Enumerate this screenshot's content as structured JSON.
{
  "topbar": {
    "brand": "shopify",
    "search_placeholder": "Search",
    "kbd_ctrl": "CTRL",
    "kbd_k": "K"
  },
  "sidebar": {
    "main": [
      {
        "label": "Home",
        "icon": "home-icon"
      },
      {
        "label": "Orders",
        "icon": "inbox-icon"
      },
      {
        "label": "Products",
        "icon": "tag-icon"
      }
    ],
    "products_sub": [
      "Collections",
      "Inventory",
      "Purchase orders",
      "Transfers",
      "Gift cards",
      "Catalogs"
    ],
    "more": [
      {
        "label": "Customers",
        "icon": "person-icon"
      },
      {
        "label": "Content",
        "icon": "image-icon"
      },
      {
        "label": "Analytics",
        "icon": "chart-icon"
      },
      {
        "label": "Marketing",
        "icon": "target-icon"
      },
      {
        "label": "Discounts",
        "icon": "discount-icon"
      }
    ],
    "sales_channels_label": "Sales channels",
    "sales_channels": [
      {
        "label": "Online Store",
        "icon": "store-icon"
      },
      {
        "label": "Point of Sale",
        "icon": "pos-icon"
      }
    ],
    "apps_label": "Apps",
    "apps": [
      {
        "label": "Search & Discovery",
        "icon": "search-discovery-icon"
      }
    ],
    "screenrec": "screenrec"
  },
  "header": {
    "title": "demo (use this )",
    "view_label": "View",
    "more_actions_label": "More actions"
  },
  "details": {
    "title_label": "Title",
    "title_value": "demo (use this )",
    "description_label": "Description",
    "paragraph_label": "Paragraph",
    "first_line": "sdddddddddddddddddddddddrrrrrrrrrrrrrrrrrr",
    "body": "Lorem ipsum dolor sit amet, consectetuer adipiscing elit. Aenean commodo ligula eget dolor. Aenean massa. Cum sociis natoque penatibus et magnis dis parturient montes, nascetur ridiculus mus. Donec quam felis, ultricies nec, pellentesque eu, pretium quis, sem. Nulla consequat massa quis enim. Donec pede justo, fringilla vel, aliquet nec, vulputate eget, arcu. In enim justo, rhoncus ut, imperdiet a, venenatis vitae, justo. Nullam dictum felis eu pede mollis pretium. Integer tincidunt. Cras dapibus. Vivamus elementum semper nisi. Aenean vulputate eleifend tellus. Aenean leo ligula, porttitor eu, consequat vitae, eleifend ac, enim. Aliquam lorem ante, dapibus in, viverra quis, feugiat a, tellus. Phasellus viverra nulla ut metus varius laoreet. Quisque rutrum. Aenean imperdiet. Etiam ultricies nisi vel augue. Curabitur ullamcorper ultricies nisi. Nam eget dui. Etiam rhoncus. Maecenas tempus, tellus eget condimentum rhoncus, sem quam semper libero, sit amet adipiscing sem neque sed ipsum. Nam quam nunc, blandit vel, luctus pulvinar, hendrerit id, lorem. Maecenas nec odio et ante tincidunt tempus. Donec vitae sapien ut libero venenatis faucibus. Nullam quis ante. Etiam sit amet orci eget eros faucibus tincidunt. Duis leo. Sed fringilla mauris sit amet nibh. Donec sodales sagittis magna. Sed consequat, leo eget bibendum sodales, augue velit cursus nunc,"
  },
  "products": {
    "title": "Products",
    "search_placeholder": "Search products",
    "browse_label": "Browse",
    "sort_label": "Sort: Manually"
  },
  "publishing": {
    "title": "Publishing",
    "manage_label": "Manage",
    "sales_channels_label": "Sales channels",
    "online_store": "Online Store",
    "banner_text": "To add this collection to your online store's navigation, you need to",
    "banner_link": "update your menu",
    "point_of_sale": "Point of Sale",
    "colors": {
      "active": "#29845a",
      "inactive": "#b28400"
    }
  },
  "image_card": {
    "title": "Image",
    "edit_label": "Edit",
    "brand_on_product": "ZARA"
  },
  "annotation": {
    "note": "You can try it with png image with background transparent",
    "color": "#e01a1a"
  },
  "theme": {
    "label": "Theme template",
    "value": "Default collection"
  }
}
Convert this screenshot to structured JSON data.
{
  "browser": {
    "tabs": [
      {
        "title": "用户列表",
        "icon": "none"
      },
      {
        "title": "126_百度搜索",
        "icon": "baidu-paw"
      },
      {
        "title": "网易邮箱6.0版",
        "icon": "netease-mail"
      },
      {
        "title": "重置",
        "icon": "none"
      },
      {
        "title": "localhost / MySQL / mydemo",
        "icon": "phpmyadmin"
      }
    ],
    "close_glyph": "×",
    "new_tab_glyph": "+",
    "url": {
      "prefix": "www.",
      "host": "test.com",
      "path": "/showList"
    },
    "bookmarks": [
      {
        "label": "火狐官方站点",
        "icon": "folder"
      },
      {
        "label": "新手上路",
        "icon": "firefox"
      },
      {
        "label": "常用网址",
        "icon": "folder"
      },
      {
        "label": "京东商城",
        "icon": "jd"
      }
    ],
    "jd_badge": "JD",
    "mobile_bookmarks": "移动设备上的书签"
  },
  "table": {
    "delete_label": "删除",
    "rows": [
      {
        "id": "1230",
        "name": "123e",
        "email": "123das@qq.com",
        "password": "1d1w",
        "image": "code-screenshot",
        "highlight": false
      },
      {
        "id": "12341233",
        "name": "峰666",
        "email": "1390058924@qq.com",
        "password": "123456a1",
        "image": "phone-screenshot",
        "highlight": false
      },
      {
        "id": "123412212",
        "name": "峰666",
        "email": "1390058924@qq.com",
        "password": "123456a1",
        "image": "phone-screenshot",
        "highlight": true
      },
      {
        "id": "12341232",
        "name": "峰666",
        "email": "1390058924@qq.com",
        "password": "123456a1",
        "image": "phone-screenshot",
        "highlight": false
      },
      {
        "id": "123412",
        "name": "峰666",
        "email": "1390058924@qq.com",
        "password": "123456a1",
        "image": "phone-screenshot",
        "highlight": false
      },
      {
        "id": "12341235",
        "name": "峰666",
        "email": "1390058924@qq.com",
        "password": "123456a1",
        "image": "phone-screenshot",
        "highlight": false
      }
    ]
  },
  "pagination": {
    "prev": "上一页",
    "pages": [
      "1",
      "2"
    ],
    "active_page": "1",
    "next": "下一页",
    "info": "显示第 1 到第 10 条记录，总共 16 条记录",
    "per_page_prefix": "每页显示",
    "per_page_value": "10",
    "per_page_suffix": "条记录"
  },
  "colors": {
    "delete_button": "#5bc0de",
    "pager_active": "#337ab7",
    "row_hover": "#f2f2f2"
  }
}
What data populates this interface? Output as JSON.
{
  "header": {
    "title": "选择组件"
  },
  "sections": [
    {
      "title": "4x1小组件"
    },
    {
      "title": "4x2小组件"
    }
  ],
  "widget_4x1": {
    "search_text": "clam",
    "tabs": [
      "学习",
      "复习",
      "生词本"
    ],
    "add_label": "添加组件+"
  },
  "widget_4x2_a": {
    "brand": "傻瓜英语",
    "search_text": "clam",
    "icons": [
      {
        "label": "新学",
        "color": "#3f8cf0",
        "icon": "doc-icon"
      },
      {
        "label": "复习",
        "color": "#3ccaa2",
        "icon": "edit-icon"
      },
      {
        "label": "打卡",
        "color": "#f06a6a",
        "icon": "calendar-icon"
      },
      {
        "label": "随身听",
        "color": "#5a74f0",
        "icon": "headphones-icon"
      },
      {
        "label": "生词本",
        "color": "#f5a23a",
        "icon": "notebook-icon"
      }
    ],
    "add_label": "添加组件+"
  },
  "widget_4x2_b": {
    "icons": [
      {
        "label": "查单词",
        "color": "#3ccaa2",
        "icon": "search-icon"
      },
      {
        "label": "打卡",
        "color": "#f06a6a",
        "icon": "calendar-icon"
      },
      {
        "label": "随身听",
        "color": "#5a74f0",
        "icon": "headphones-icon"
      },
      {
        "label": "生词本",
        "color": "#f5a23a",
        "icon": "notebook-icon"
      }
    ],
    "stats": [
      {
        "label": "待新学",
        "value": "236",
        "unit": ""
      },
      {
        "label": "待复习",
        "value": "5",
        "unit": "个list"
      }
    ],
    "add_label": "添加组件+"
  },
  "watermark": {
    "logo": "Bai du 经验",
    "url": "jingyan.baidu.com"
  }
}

#### What you need to do
Write out exactly the final stretch of the records: the line containing "What data populates" and every line after it, through the last, and nothing else.

#### Right answer
What data populates this interface? Output as JSON.
{
  "header": {
    "title": "选择组件"
  },
  "sections": [
    {
      "title": "4x1小组件"
    },
    {
      "title": "4x2小组件"
    }
  ],
  "widget_4x1": {
    "search_text": "clam",
    "tabs": [
      "学习",
      "复习",
      "生词本"
    ],
    "add_label": "添加组件+"
  },
  "widget_4x2_a": {
    "brand": "傻瓜英语",
    "search_text": "clam",
    "icons": [
      {
        "label": "新学",
        "color": "#3f8cf0",
        "icon": "doc-icon"
      },
      {
        "label": "复习",
        "color": "#3ccaa2",
        "icon": "edit-icon"
      },
      {
        "label": "打卡",
        "color": "#f06a6a",
        "icon": "calendar-icon"
      },
      {
        "label": "随身听",
        "color": "#5a74f0",
        "icon": "headphones-icon"
      },
      {
        "label": "生词本",
        "color": "#f5a23a",
        "icon": "notebook-icon"
      }
    ],
    "add_label": "添加组件+"
  },
  "widget_4x2_b": {
    "icons": [
      {
        "label": "查单词",
        "color": "#3ccaa2",
        "icon": "search-icon"
      },
      {
        "label": "打卡",
        "color": "#f06a6a",
        "icon": "calendar-icon"
      },
      {
        "label": "随身听",
        "color": "#5a74f0",
        "icon": "headphones-icon"
      },
      {
        "label": "生词本",
        "color": "#f5a23a",
        "icon": "notebook-icon"
      }
    ],
    "stats": [
      {
        "label": "待新学",
        "value": "236",
        "unit": ""
      },
      {
        "label": "待复习",
        "value": "5",
        "unit": "个list"
      }
    ],
    "add_label": "添加组件+"
  },
  "watermark": {
    "logo": "Bai du 经验",
    "url": "jingyan.baidu.com"
  }
}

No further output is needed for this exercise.